EXERCISE GOAL.
Pull out each line of the records holding the string "الطيالسي".

EXERCISE INPUT.
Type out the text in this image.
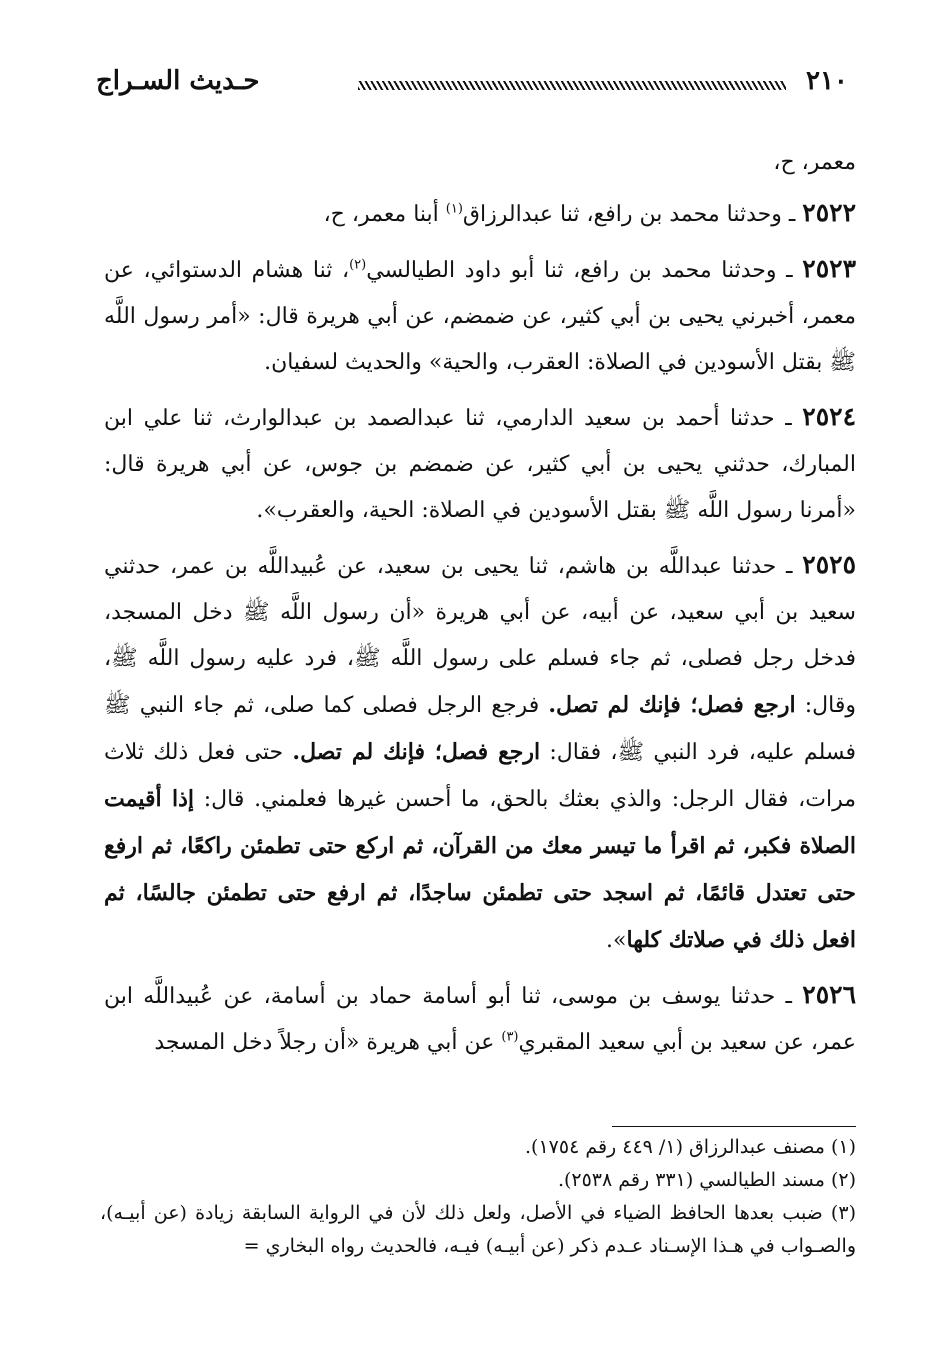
حـديث السـراج	٢١٠

معمر، ح،

٢٥٢٢ ـ وحدثنا محمد بن رافع، ثنا عبدالرزاق$^{(١)}$ أبنا معمر، ح،

٢٥٢٣ ـ وحدثنا محمد بن رافع، ثنا أبو داود الطيالسي$^{(٢)}$، ثنا هشام الدستوائي، عن معمر، أخبرني يحيى بن أبي كثير، عن ضمضم، عن أبي هريرة قال: «أمر رسول اللَّه ﷺ بقتل الأسودين في الصلاة: العقرب، والحية» والحديث لسفيان.

٢٥٢٤ ـ حدثنا أحمد بن سعيد الدارمي، ثنا عبدالصمد بن عبدالوارث، ثنا علي ابن المبارك، حدثني يحيى بن أبي كثير، عن ضمضم بن جوس، عن أبي هريرة قال: «أمرنا رسول اللَّه ﷺ بقتل الأسودين في الصلاة: الحية، والعقرب».

٢٥٢٥ ـ حدثنا عبداللَّه بن هاشم، ثنا يحيى بن سعيد، عن عُبيداللَّه بن عمر، حدثني سعيد بن أبي سعيد، عن أبيه، عن أبي هريرة «أن رسول اللَّه ﷺ دخل المسجد، فدخل رجل فصلى، ثم جاء فسلم على رسول اللَّه ﷺ، فرد عليه رسول اللَّه ﷺ، وقال: ارجع فصل؛ فإنك لم تصل. فرجع الرجل فصلى كما صلى، ثم جاء النبي ﷺ فسلم عليه، فرد النبي ﷺ، فقال: ارجع فصل؛ فإنك لم تصل. حتى فعل ذلك ثلاث مرات، فقال الرجل: والذي بعثك بالحق، ما أحسن غيرها فعلمني. قال: إذا أقيمت الصلاة فكبر، ثم اقرأ ما تيسر معك من القرآن، ثم اركع حتى تطمئن راكعًا، ثم ارفع حتى تعتدل قائمًا، ثم اسجد حتى تطمئن ساجدًا، ثم ارفع حتى تطمئن جالسًا، ثم افعل ذلك في صلاتك كلها».

٢٥٢٦ ـ حدثنا يوسف بن موسى، ثنا أبو أسامة حماد بن أسامة، عن عُبيداللَّه ابن عمر، عن سعيد بن أبي سعيد المقبري$^{(٣)}$ عن أبي هريرة «أن رجلاً دخل المسجد

(١) مصنف عبدالرزاق (١/ ٤٤٩ رقم ١٧٥٤).

(٢) مسند الطيالسي (٣٣١ رقم ٢٥٣٨).

(٣) ضبب بعدها الحافظ الضياء في الأصل، ولعل ذلك لأن في الرواية السابقة زيادة (عن أبيـه)، والصـواب في هـذا الإسـناد عـدم ذكر (عن أبيـه) فيـه، فالحديث رواه البخاري =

EXPECTED ANSWER.
٢٥٢٣ ـ وحدثنا محمد بن رافع، ثنا أبو داود الطيالسي$^{(٢)}$، ثنا هشام الدستوائي، عن معمر، أخبرني يحيى بن أبي كثير، عن ضمضم، عن أبي هريرة قال: «أمر رسول اللَّه ﷺ بقتل الأسودين في الصلاة: العقرب، والحية» والحديث لسفيان.
(٢) مسند الطيالسي (٣٣١ رقم ٢٥٣٨).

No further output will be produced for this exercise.